* _WHAT TO PRODUCE_: Reproduce each line that includes the word "this".
[Start of TASK INPUTS]
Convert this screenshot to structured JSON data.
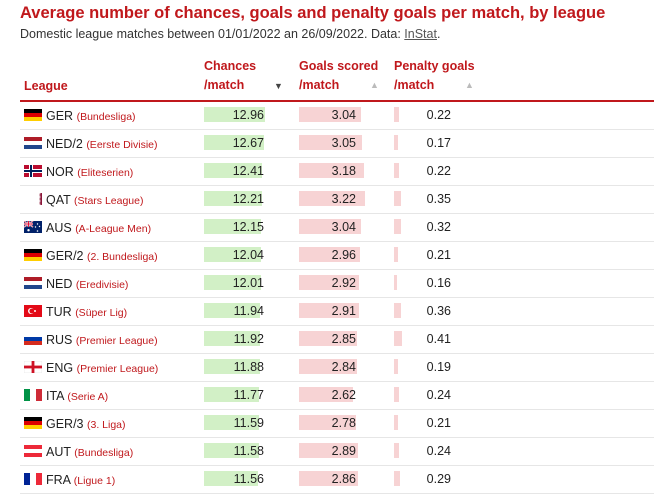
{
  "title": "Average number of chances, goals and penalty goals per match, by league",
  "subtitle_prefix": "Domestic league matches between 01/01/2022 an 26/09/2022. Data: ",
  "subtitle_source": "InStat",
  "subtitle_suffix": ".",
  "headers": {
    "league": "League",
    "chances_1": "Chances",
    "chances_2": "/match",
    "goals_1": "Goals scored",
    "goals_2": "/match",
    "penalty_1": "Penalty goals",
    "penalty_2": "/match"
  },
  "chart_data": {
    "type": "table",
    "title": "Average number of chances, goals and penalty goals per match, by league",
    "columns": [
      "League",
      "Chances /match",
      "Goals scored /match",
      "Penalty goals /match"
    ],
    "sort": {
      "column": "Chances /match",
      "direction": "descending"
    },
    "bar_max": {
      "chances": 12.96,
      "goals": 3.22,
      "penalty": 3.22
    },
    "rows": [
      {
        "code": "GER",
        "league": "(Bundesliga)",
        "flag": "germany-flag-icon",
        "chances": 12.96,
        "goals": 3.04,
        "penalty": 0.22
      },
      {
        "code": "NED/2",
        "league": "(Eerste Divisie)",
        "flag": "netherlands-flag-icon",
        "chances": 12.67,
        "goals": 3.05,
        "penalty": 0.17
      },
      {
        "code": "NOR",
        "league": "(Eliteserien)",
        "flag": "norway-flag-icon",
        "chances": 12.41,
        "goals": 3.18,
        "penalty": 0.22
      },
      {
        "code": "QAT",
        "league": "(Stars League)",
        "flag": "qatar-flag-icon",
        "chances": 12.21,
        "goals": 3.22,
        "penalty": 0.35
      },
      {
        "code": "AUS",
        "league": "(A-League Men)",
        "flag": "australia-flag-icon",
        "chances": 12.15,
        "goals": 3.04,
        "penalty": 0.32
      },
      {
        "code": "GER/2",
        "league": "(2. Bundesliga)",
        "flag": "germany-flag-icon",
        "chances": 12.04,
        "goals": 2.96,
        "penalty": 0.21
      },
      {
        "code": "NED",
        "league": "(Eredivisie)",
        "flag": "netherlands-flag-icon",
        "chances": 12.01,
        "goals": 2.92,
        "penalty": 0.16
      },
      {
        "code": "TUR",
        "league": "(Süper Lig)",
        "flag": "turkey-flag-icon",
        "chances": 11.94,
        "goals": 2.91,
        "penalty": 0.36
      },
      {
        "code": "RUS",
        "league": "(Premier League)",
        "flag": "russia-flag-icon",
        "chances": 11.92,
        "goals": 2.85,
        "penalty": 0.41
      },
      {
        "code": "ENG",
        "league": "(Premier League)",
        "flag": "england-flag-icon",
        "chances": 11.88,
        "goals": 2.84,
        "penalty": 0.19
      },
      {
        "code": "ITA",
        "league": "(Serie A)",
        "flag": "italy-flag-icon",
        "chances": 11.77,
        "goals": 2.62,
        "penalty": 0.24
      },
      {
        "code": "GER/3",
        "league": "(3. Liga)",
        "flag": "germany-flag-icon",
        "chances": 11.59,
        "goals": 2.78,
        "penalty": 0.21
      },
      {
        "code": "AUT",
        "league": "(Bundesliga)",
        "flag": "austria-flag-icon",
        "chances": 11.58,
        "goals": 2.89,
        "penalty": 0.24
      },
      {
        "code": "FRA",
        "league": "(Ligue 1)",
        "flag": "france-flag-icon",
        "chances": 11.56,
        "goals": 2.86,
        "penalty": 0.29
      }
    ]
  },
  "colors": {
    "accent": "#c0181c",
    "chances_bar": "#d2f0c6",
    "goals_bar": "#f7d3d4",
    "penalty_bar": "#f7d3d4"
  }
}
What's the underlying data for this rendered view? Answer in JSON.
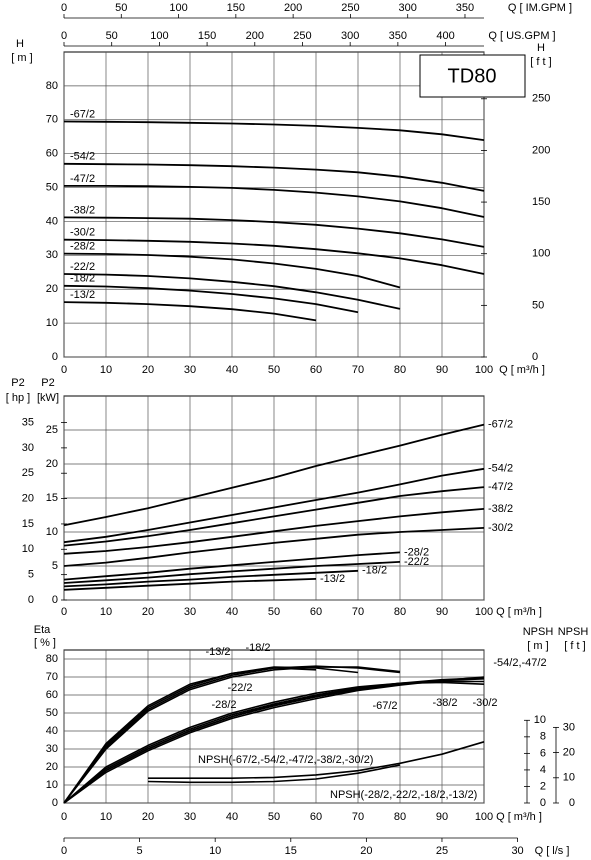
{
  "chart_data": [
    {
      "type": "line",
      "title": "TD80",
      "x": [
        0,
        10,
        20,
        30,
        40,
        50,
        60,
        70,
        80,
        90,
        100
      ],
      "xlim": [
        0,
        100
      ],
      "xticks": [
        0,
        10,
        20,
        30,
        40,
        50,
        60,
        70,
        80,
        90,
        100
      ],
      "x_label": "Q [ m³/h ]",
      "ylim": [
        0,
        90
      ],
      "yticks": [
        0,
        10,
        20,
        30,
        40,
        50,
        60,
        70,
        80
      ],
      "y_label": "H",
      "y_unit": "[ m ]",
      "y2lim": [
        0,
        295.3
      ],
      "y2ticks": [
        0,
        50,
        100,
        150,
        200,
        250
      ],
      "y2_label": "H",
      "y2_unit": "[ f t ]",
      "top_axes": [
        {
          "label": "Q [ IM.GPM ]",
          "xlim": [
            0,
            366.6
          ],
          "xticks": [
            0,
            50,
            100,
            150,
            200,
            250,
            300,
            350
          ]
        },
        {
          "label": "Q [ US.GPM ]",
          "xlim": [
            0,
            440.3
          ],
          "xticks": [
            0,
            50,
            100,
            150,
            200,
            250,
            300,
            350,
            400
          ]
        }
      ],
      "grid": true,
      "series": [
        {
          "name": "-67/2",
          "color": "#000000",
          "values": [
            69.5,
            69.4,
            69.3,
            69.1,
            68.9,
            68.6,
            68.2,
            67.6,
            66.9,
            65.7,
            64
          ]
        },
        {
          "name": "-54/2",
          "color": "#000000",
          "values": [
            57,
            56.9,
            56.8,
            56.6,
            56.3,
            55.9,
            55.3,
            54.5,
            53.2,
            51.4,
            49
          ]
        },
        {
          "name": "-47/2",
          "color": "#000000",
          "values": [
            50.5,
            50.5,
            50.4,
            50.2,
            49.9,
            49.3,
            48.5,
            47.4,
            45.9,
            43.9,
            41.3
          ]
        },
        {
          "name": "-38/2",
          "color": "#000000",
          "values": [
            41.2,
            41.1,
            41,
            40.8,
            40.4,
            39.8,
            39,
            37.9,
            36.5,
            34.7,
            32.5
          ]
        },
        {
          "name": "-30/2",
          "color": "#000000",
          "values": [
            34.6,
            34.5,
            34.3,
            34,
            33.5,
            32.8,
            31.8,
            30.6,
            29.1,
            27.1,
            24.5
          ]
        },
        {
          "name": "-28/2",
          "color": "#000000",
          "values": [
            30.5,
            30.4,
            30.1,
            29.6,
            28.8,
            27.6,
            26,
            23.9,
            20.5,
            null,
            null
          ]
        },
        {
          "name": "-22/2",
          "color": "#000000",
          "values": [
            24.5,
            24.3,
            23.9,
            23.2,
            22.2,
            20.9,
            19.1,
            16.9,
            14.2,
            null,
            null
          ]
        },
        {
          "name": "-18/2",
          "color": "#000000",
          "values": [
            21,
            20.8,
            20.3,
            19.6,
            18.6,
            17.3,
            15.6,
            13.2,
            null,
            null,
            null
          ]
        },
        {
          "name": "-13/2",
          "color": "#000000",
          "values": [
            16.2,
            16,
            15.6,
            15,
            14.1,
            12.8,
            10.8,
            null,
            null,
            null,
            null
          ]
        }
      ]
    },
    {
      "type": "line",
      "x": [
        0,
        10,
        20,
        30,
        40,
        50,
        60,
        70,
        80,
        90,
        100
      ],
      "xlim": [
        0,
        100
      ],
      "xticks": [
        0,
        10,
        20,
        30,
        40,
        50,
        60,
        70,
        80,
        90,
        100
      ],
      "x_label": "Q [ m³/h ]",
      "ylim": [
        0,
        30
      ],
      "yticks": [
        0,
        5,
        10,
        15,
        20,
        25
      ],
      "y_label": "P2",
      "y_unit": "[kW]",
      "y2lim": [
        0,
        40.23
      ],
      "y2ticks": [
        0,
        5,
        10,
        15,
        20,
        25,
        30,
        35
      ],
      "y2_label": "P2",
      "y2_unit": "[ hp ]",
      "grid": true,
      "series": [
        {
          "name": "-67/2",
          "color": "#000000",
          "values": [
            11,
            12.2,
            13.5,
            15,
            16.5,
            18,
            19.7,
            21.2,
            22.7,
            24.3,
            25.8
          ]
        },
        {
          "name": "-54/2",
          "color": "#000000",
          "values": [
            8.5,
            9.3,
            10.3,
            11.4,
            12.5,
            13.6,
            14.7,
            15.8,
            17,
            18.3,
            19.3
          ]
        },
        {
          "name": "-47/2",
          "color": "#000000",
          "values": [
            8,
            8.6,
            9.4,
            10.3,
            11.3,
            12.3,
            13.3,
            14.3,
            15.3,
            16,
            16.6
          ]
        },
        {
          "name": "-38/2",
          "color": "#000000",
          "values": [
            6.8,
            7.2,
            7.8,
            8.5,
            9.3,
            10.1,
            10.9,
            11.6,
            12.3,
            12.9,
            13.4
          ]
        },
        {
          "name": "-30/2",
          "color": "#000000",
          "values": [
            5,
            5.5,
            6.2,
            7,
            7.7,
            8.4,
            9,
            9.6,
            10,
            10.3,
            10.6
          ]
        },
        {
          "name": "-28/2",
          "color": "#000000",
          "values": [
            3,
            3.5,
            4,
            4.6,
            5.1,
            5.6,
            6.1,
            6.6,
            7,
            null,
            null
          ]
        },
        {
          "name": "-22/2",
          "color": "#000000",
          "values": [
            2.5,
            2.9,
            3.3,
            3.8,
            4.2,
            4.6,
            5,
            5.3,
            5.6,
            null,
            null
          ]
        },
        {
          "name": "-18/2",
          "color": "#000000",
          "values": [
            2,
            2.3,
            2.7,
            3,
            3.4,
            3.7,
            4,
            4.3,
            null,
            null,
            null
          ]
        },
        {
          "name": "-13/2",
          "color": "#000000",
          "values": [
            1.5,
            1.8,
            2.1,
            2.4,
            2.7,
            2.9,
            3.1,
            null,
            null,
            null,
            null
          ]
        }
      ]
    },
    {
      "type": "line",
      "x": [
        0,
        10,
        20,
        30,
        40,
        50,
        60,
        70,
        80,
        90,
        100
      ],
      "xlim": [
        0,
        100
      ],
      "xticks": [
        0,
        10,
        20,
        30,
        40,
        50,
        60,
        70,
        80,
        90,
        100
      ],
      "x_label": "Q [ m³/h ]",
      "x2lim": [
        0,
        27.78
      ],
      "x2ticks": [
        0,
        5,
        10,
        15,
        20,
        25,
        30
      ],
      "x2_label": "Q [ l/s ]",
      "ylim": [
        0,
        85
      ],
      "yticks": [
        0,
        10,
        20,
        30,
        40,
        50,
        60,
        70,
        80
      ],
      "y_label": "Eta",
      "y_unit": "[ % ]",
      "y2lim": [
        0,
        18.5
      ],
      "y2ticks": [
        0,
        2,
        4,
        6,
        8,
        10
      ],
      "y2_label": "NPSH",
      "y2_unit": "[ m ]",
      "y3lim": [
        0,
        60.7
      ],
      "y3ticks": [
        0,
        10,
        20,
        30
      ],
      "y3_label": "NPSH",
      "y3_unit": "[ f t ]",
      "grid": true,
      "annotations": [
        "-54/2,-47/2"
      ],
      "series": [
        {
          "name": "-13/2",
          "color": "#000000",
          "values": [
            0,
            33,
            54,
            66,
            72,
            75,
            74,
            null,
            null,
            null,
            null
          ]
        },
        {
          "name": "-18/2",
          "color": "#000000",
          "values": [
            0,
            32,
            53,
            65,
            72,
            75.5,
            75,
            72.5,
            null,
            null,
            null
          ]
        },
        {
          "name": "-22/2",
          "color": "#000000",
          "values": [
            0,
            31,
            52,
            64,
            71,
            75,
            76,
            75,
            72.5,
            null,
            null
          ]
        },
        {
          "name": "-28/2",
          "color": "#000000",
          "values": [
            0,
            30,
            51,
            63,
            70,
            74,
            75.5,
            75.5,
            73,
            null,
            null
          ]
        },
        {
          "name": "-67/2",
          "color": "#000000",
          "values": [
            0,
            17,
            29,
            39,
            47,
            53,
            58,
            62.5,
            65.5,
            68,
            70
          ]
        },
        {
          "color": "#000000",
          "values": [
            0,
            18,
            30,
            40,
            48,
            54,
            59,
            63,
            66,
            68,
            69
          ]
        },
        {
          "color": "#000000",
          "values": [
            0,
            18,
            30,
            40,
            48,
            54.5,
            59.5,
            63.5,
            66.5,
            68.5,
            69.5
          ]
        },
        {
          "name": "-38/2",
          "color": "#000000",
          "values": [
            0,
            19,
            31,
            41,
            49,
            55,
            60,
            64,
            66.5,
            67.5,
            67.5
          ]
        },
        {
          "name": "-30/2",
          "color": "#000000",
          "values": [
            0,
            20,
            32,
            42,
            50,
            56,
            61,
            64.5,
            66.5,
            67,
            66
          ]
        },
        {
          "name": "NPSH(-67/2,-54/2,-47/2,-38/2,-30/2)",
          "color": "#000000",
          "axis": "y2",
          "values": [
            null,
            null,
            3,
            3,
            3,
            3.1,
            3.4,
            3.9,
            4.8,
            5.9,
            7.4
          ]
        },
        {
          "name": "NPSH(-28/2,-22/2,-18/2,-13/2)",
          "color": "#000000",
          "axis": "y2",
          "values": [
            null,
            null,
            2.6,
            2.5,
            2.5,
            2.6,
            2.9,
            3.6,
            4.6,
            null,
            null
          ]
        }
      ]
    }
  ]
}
[End of TASK INPUTS]
* _WRITTEN RESPONSE_:
Convert this screenshot to structured JSON data.
What's the underlying data for this rendered view? Answer in JSON.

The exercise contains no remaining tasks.